- **EXERCISE AIM**:
Copy out all the data, word for word.

[start INPUT MATERIAL]

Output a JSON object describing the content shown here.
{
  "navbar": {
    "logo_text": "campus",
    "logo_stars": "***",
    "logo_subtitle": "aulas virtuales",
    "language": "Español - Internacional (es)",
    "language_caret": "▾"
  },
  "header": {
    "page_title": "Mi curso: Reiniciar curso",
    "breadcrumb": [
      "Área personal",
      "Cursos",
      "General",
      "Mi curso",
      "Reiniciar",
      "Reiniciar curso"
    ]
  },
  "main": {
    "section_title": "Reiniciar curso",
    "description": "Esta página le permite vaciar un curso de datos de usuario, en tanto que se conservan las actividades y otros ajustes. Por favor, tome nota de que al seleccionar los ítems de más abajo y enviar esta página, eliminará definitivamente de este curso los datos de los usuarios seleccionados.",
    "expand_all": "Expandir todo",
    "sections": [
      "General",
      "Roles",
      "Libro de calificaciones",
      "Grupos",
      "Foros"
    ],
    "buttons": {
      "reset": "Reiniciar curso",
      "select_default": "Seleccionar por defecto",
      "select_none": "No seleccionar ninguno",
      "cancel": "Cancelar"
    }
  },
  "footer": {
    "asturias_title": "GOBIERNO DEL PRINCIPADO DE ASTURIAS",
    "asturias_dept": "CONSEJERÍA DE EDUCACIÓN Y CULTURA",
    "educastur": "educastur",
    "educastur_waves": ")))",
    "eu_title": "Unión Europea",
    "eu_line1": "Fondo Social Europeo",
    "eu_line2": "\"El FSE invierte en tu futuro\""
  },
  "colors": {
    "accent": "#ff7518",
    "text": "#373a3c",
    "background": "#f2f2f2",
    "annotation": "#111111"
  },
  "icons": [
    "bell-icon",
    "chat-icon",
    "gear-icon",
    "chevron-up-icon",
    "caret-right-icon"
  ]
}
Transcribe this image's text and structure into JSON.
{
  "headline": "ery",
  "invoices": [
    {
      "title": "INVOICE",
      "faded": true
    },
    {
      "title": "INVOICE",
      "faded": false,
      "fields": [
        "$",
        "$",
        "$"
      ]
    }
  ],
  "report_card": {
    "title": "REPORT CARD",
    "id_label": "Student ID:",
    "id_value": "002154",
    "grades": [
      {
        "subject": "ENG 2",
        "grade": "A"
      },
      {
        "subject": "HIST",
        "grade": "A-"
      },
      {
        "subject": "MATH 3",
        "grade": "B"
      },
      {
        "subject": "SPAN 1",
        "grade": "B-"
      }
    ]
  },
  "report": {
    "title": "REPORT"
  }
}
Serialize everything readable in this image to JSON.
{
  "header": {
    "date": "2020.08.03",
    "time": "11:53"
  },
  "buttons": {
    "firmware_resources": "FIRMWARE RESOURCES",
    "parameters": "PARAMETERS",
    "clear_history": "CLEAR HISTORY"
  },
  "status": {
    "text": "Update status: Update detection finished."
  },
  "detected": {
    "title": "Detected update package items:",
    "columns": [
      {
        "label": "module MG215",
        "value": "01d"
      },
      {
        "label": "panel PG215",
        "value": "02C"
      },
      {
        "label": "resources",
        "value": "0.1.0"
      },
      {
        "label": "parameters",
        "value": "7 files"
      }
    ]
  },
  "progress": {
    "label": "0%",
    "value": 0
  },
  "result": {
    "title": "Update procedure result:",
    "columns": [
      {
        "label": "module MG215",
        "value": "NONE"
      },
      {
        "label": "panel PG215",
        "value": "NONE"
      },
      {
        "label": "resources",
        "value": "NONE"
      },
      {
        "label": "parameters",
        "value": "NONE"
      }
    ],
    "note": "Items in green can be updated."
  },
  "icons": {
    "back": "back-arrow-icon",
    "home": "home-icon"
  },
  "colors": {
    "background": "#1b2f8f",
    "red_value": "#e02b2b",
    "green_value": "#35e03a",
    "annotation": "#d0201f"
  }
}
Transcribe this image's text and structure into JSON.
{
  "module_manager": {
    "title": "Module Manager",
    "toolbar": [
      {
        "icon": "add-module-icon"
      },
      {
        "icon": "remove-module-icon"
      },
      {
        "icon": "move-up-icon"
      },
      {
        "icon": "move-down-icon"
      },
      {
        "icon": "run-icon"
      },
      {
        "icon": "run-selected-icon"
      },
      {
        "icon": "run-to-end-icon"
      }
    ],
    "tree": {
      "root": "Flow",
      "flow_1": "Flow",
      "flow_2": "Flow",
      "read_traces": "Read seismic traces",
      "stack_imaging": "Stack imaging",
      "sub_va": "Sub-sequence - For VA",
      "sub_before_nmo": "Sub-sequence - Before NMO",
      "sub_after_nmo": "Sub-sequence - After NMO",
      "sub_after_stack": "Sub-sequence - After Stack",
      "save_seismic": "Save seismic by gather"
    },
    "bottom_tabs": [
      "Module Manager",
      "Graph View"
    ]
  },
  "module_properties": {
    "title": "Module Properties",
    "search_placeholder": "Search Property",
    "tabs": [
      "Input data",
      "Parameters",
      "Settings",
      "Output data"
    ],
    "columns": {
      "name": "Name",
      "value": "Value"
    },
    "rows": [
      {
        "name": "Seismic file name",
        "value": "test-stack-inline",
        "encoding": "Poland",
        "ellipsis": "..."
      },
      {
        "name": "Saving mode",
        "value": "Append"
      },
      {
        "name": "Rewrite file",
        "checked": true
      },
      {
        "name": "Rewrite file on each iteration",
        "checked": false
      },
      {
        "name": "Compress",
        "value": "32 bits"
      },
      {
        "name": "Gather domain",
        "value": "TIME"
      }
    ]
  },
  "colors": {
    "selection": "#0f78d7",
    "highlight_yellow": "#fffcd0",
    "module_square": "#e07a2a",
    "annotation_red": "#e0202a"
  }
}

[end INPUT MATERIAL]

- **WRITTEN RESPONSE**:
Output a JSON object describing the content shown here.
{
  "navbar": {
    "logo_text": "campus",
    "logo_stars": "***",
    "logo_subtitle": "aulas virtuales",
    "language": "Español - Internacional (es)",
    "language_caret": "▾"
  },
  "header": {
    "page_title": "Mi curso: Reiniciar curso",
    "breadcrumb": [
      "Área personal",
      "Cursos",
      "General",
      "Mi curso",
      "Reiniciar",
      "Reiniciar curso"
    ]
  },
  "main": {
    "section_title": "Reiniciar curso",
    "description": "Esta página le permite vaciar un curso de datos de usuario, en tanto que se conservan las actividades y otros ajustes. Por favor, tome nota de que al seleccionar los ítems de más abajo y enviar esta página, eliminará definitivamente de este curso los datos de los usuarios seleccionados.",
    "expand_all": "Expandir todo",
    "sections": [
      "General",
      "Roles",
      "Libro de calificaciones",
      "Grupos",
      "Foros"
    ],
    "buttons": {
      "reset": "Reiniciar curso",
      "select_default": "Seleccionar por defecto",
      "select_none": "No seleccionar ninguno",
      "cancel": "Cancelar"
    }
  },
  "footer": {
    "asturias_title": "GOBIERNO DEL PRINCIPADO DE ASTURIAS",
    "asturias_dept": "CONSEJERÍA DE EDUCACIÓN Y CULTURA",
    "educastur": "educastur",
    "educastur_waves": ")))",
    "eu_title": "Unión Europea",
    "eu_line1": "Fondo Social Europeo",
    "eu_line2": "\"El FSE invierte en tu futuro\""
  },
  "colors": {
    "accent": "#ff7518",
    "text": "#373a3c",
    "background": "#f2f2f2",
    "annotation": "#111111"
  },
  "icons": [
    "bell-icon",
    "chat-icon",
    "gear-icon",
    "chevron-up-icon",
    "caret-right-icon"
  ]
}
Transcribe this image's text and structure into JSON.
{
  "headline": "ery",
  "invoices": [
    {
      "title": "INVOICE",
      "faded": true
    },
    {
      "title": "INVOICE",
      "faded": false,
      "fields": [
        "$",
        "$",
        "$"
      ]
    }
  ],
  "report_card": {
    "title": "REPORT CARD",
    "id_label": "Student ID:",
    "id_value": "002154",
    "grades": [
      {
        "subject": "ENG 2",
        "grade": "A"
      },
      {
        "subject": "HIST",
        "grade": "A-"
      },
      {
        "subject": "MATH 3",
        "grade": "B"
      },
      {
        "subject": "SPAN 1",
        "grade": "B-"
      }
    ]
  },
  "report": {
    "title": "REPORT"
  }
}
Serialize everything readable in this image to JSON.
{
  "header": {
    "date": "2020.08.03",
    "time": "11:53"
  },
  "buttons": {
    "firmware_resources": "FIRMWARE RESOURCES",
    "parameters": "PARAMETERS",
    "clear_history": "CLEAR HISTORY"
  },
  "status": {
    "text": "Update status: Update detection finished."
  },
  "detected": {
    "title": "Detected update package items:",
    "columns": [
      {
        "label": "module MG215",
        "value": "01d"
      },
      {
        "label": "panel PG215",
        "value": "02C"
      },
      {
        "label": "resources",
        "value": "0.1.0"
      },
      {
        "label": "parameters",
        "value": "7 files"
      }
    ]
  },
  "progress": {
    "label": "0%",
    "value": 0
  },
  "result": {
    "title": "Update procedure result:",
    "columns": [
      {
        "label": "module MG215",
        "value": "NONE"
      },
      {
        "label": "panel PG215",
        "value": "NONE"
      },
      {
        "label": "resources",
        "value": "NONE"
      },
      {
        "label": "parameters",
        "value": "NONE"
      }
    ],
    "note": "Items in green can be updated."
  },
  "icons": {
    "back": "back-arrow-icon",
    "home": "home-icon"
  },
  "colors": {
    "background": "#1b2f8f",
    "red_value": "#e02b2b",
    "green_value": "#35e03a",
    "annotation": "#d0201f"
  }
}
Transcribe this image's text and structure into JSON.
{
  "module_manager": {
    "title": "Module Manager",
    "toolbar": [
      {
        "icon": "add-module-icon"
      },
      {
        "icon": "remove-module-icon"
      },
      {
        "icon": "move-up-icon"
      },
      {
        "icon": "move-down-icon"
      },
      {
        "icon": "run-icon"
      },
      {
        "icon": "run-selected-icon"
      },
      {
        "icon": "run-to-end-icon"
      }
    ],
    "tree": {
      "root": "Flow",
      "flow_1": "Flow",
      "flow_2": "Flow",
      "read_traces": "Read seismic traces",
      "stack_imaging": "Stack imaging",
      "sub_va": "Sub-sequence - For VA",
      "sub_before_nmo": "Sub-sequence - Before NMO",
      "sub_after_nmo": "Sub-sequence - After NMO",
      "sub_after_stack": "Sub-sequence - After Stack",
      "save_seismic": "Save seismic by gather"
    },
    "bottom_tabs": [
      "Module Manager",
      "Graph View"
    ]
  },
  "module_properties": {
    "title": "Module Properties",
    "search_placeholder": "Search Property",
    "tabs": [
      "Input data",
      "Parameters",
      "Settings",
      "Output data"
    ],
    "columns": {
      "name": "Name",
      "value": "Value"
    },
    "rows": [
      {
        "name": "Seismic file name",
        "value": "test-stack-inline",
        "encoding": "Poland",
        "ellipsis": "..."
      },
      {
        "name": "Saving mode",
        "value": "Append"
      },
      {
        "name": "Rewrite file",
        "checked": true
      },
      {
        "name": "Rewrite file on each iteration",
        "checked": false
      },
      {
        "name": "Compress",
        "value": "32 bits"
      },
      {
        "name": "Gather domain",
        "value": "TIME"
      }
    ]
  },
  "colors": {
    "selection": "#0f78d7",
    "highlight_yellow": "#fffcd0",
    "module_square": "#e07a2a",
    "annotation_red": "#e0202a"
  }
}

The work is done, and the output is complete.